» DIRECTIONS
Arrange every line of the records below as a Markdown table with the columns "Row" and "Line," numbering each line in order. Leave out blank lines.

━━━━━ SUPPLIED INFORMATION ━━━━━

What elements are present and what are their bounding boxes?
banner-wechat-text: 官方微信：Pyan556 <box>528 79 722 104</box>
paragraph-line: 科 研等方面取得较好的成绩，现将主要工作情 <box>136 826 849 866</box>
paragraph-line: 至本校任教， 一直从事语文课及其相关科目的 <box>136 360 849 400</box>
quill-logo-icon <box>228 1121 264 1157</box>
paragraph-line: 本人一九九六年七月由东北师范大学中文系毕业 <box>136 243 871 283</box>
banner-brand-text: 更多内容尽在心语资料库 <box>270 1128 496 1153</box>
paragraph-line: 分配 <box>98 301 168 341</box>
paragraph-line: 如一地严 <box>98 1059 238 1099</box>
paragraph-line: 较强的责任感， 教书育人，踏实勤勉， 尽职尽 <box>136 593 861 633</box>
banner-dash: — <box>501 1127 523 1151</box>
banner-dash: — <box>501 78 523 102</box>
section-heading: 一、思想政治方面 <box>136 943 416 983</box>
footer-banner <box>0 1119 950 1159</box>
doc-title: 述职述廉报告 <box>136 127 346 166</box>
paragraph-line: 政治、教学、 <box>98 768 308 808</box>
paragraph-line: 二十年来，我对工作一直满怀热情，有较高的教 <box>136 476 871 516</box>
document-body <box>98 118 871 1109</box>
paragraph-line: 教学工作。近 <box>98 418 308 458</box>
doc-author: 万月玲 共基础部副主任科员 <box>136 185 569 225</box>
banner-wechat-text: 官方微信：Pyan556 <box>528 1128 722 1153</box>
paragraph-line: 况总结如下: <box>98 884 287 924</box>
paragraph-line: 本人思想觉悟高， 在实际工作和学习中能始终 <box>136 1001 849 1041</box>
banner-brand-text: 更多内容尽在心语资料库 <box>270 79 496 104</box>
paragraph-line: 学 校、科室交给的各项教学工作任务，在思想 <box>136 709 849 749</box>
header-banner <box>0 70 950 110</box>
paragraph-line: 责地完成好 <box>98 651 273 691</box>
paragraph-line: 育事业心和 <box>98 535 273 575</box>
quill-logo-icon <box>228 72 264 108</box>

━━━━━

» EXERCISE RESULT
| Row | Line |
|---|---|
| 1 | What elements are present and what are their bounding boxes? |
| 2 | banner-wechat-text: 官方微信：Pyan556 <box>528 79 722 104</box> |
| 3 | paragraph-line: 科 研等方面取得较好的成绩，现将主要工作情 <box>136 826 849 866</box> |
| 4 | paragraph-line: 至本校任教， 一直从事语文课及其相关科目的 <box>136 360 849 400</box> |
| 5 | quill-logo-icon <box>228 1121 264 1157</box> |
| 6 | paragraph-line: 本人一九九六年七月由东北师范大学中文系毕业 <box>136 243 871 283</box> |
| 7 | banner-brand-text: 更多内容尽在心语资料库 <box>270 1128 496 1153</box> |
| 8 | paragraph-line: 分配 <box>98 301 168 341</box> |
| 9 | paragraph-line: 如一地严 <box>98 1059 238 1099</box> |
| 10 | paragraph-line: 较强的责任感， 教书育人，踏实勤勉， 尽职尽 <box>136 593 861 633</box> |
| 11 | banner-dash: — <box>501 1127 523 1151</box> |
| 12 | banner-dash: — <box>501 78 523 102</box> |
| 13 | section-heading: 一、思想政治方面 <box>136 943 416 983</box> |
| 14 | footer-banner <box>0 1119 950 1159</box> |
| 15 | doc-title: 述职述廉报告 <box>136 127 346 166</box> |
| 16 | paragraph-line: 政治、教学、 <box>98 768 308 808</box> |
| 17 | paragraph-line: 二十年来，我对工作一直满怀热情，有较高的教 <box>136 476 871 516</box> |
| 18 | document-body <box>98 118 871 1109</box> |
| 19 | paragraph-line: 教学工作。近 <box>98 418 308 458</box> |
| 20 | doc-author: 万月玲 共基础部副主任科员 <box>136 185 569 225</box> |
| 21 | banner-wechat-text: 官方微信：Pyan556 <box>528 1128 722 1153</box> |
| 22 | paragraph-line: 况总结如下: <box>98 884 287 924</box> |
| 23 | paragraph-line: 本人思想觉悟高， 在实际工作和学习中能始终 <box>136 1001 849 1041</box> |
| 24 | banner-brand-text: 更多内容尽在心语资料库 <box>270 79 496 104</box> |
| 25 | paragraph-line: 学 校、科室交给的各项教学工作任务，在思想 <box>136 709 849 749</box> |
| 26 | header-banner <box>0 70 950 110</box> |
| 27 | paragraph-line: 责地完成好 <box>98 651 273 691</box> |
| 28 | paragraph-line: 育事业心和 <box>98 535 273 575</box> |
| 29 | quill-logo-icon <box>228 72 264 108</box> |